Rows from a figure dataset
►

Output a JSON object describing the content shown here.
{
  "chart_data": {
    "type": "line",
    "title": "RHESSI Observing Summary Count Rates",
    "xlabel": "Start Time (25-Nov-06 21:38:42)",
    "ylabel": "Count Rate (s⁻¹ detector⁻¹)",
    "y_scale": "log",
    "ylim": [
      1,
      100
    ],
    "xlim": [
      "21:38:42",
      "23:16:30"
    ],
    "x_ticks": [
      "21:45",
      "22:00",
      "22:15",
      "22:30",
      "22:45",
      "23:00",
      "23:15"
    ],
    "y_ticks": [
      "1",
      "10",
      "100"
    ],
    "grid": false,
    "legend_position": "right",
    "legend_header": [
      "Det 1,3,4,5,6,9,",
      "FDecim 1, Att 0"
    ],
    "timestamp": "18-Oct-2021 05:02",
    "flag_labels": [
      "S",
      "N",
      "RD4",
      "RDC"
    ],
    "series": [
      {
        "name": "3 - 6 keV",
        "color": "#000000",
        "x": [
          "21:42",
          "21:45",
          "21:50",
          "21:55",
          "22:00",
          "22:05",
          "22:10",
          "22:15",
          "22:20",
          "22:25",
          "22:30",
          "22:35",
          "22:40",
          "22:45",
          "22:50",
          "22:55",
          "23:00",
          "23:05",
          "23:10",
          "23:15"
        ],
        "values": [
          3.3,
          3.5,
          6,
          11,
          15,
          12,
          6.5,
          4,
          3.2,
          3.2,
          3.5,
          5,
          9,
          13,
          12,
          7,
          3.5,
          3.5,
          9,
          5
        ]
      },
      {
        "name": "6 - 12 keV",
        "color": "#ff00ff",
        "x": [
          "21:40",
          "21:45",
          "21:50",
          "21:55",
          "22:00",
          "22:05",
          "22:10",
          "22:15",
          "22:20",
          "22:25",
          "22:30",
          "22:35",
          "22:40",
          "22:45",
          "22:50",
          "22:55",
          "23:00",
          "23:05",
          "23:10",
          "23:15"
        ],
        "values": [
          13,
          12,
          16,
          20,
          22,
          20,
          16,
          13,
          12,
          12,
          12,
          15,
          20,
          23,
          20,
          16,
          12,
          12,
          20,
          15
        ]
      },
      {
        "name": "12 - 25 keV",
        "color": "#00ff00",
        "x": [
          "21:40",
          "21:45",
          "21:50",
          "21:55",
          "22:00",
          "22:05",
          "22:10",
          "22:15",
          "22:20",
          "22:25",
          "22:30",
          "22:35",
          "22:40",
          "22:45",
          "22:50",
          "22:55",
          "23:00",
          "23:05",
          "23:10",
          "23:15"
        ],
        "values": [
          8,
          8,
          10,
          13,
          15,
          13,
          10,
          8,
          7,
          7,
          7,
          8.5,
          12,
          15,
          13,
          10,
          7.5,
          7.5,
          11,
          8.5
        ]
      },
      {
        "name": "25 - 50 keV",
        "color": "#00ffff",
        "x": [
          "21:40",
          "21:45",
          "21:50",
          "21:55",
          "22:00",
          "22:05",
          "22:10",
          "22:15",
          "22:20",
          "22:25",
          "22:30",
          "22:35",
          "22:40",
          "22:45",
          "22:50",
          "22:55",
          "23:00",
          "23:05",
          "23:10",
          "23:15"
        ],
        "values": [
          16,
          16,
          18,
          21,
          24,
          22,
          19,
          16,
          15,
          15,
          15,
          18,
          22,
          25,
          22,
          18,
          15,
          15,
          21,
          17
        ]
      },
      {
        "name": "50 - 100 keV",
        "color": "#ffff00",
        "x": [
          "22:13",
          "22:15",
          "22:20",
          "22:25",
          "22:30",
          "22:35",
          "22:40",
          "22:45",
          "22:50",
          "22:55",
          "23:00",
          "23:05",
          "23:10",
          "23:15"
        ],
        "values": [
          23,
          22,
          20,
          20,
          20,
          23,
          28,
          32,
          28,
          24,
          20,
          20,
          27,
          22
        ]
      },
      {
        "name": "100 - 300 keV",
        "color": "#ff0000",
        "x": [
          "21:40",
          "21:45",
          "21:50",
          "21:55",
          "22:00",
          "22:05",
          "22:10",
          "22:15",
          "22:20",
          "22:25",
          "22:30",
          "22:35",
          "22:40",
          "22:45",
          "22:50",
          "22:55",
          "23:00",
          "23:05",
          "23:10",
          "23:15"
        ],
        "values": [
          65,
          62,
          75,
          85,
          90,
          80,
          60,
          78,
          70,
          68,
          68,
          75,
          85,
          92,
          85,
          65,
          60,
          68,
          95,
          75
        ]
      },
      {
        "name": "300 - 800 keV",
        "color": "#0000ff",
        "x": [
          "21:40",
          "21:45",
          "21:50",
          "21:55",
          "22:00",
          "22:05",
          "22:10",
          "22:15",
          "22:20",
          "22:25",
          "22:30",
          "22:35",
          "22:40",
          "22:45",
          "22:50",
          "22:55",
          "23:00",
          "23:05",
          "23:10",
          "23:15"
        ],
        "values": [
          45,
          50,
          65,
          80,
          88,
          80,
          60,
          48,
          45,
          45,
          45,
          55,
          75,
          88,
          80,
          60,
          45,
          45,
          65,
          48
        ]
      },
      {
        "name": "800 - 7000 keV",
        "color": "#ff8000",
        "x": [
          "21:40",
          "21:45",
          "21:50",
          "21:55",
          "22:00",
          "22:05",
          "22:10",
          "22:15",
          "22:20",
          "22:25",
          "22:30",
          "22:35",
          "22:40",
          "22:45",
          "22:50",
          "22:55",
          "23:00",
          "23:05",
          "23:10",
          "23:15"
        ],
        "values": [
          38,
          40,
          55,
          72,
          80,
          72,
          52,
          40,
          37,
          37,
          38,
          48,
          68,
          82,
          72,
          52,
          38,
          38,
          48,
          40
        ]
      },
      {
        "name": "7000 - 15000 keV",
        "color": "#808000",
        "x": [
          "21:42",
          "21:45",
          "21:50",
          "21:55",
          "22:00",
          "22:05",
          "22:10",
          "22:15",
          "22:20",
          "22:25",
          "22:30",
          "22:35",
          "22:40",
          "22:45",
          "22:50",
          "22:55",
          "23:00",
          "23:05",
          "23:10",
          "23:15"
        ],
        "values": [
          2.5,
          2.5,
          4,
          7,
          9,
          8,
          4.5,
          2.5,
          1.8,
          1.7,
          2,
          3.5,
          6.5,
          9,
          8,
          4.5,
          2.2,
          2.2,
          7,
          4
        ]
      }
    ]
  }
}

◄

THE REQUEST:
Every line above needs to be retyped exactly.

THE RESULT:
Output a JSON object describing the content shown here.
{
  "chart_data": {
    "type": "line",
    "title": "RHESSI Observing Summary Count Rates",
    "xlabel": "Start Time (25-Nov-06 21:38:42)",
    "ylabel": "Count Rate (s⁻¹ detector⁻¹)",
    "y_scale": "log",
    "ylim": [
      1,
      100
    ],
    "xlim": [
      "21:38:42",
      "23:16:30"
    ],
    "x_ticks": [
      "21:45",
      "22:00",
      "22:15",
      "22:30",
      "22:45",
      "23:00",
      "23:15"
    ],
    "y_ticks": [
      "1",
      "10",
      "100"
    ],
    "grid": false,
    "legend_position": "right",
    "legend_header": [
      "Det 1,3,4,5,6,9,",
      "FDecim 1, Att 0"
    ],
    "timestamp": "18-Oct-2021 05:02",
    "flag_labels": [
      "S",
      "N",
      "RD4",
      "RDC"
    ],
    "series": [
      {
        "name": "3 - 6 keV",
        "color": "#000000",
        "x": [
          "21:42",
          "21:45",
          "21:50",
          "21:55",
          "22:00",
          "22:05",
          "22:10",
          "22:15",
          "22:20",
          "22:25",
          "22:30",
          "22:35",
          "22:40",
          "22:45",
          "22:50",
          "22:55",
          "23:00",
          "23:05",
          "23:10",
          "23:15"
        ],
        "values": [
          3.3,
          3.5,
          6,
          11,
          15,
          12,
          6.5,
          4,
          3.2,
          3.2,
          3.5,
          5,
          9,
          13,
          12,
          7,
          3.5,
          3.5,
          9,
          5
        ]
      },
      {
        "name": "6 - 12 keV",
        "color": "#ff00ff",
        "x": [
          "21:40",
          "21:45",
          "21:50",
          "21:55",
          "22:00",
          "22:05",
          "22:10",
          "22:15",
          "22:20",
          "22:25",
          "22:30",
          "22:35",
          "22:40",
          "22:45",
          "22:50",
          "22:55",
          "23:00",
          "23:05",
          "23:10",
          "23:15"
        ],
        "values": [
          13,
          12,
          16,
          20,
          22,
          20,
          16,
          13,
          12,
          12,
          12,
          15,
          20,
          23,
          20,
          16,
          12,
          12,
          20,
          15
        ]
      },
      {
        "name": "12 - 25 keV",
        "color": "#00ff00",
        "x": [
          "21:40",
          "21:45",
          "21:50",
          "21:55",
          "22:00",
          "22:05",
          "22:10",
          "22:15",
          "22:20",
          "22:25",
          "22:30",
          "22:35",
          "22:40",
          "22:45",
          "22:50",
          "22:55",
          "23:00",
          "23:05",
          "23:10",
          "23:15"
        ],
        "values": [
          8,
          8,
          10,
          13,
          15,
          13,
          10,
          8,
          7,
          7,
          7,
          8.5,
          12,
          15,
          13,
          10,
          7.5,
          7.5,
          11,
          8.5
        ]
      },
      {
        "name": "25 - 50 keV",
        "color": "#00ffff",
        "x": [
          "21:40",
          "21:45",
          "21:50",
          "21:55",
          "22:00",
          "22:05",
          "22:10",
          "22:15",
          "22:20",
          "22:25",
          "22:30",
          "22:35",
          "22:40",
          "22:45",
          "22:50",
          "22:55",
          "23:00",
          "23:05",
          "23:10",
          "23:15"
        ],
        "values": [
          16,
          16,
          18,
          21,
          24,
          22,
          19,
          16,
          15,
          15,
          15,
          18,
          22,
          25,
          22,
          18,
          15,
          15,
          21,
          17
        ]
      },
      {
        "name": "50 - 100 keV",
        "color": "#ffff00",
        "x": [
          "22:13",
          "22:15",
          "22:20",
          "22:25",
          "22:30",
          "22:35",
          "22:40",
          "22:45",
          "22:50",
          "22:55",
          "23:00",
          "23:05",
          "23:10",
          "23:15"
        ],
        "values": [
          23,
          22,
          20,
          20,
          20,
          23,
          28,
          32,
          28,
          24,
          20,
          20,
          27,
          22
        ]
      },
      {
        "name": "100 - 300 keV",
        "color": "#ff0000",
        "x": [
          "21:40",
          "21:45",
          "21:50",
          "21:55",
          "22:00",
          "22:05",
          "22:10",
          "22:15",
          "22:20",
          "22:25",
          "22:30",
          "22:35",
          "22:40",
          "22:45",
          "22:50",
          "22:55",
          "23:00",
          "23:05",
          "23:10",
          "23:15"
        ],
        "values": [
          65,
          62,
          75,
          85,
          90,
          80,
          60,
          78,
          70,
          68,
          68,
          75,
          85,
          92,
          85,
          65,
          60,
          68,
          95,
          75
        ]
      },
      {
        "name": "300 - 800 keV",
        "color": "#0000ff",
        "x": [
          "21:40",
          "21:45",
          "21:50",
          "21:55",
          "22:00",
          "22:05",
          "22:10",
          "22:15",
          "22:20",
          "22:25",
          "22:30",
          "22:35",
          "22:40",
          "22:45",
          "22:50",
          "22:55",
          "23:00",
          "23:05",
          "23:10",
          "23:15"
        ],
        "values": [
          45,
          50,
          65,
          80,
          88,
          80,
          60,
          48,
          45,
          45,
          45,
          55,
          75,
          88,
          80,
          60,
          45,
          45,
          65,
          48
        ]
      },
      {
        "name": "800 - 7000 keV",
        "color": "#ff8000",
        "x": [
          "21:40",
          "21:45",
          "21:50",
          "21:55",
          "22:00",
          "22:05",
          "22:10",
          "22:15",
          "22:20",
          "22:25",
          "22:30",
          "22:35",
          "22:40",
          "22:45",
          "22:50",
          "22:55",
          "23:00",
          "23:05",
          "23:10",
          "23:15"
        ],
        "values": [
          38,
          40,
          55,
          72,
          80,
          72,
          52,
          40,
          37,
          37,
          38,
          48,
          68,
          82,
          72,
          52,
          38,
          38,
          48,
          40
        ]
      },
      {
        "name": "7000 - 15000 keV",
        "color": "#808000",
        "x": [
          "21:42",
          "21:45",
          "21:50",
          "21:55",
          "22:00",
          "22:05",
          "22:10",
          "22:15",
          "22:20",
          "22:25",
          "22:30",
          "22:35",
          "22:40",
          "22:45",
          "22:50",
          "22:55",
          "23:00",
          "23:05",
          "23:10",
          "23:15"
        ],
        "values": [
          2.5,
          2.5,
          4,
          7,
          9,
          8,
          4.5,
          2.5,
          1.8,
          1.7,
          2,
          3.5,
          6.5,
          9,
          8,
          4.5,
          2.2,
          2.2,
          7,
          4
        ]
      }
    ]
  }
}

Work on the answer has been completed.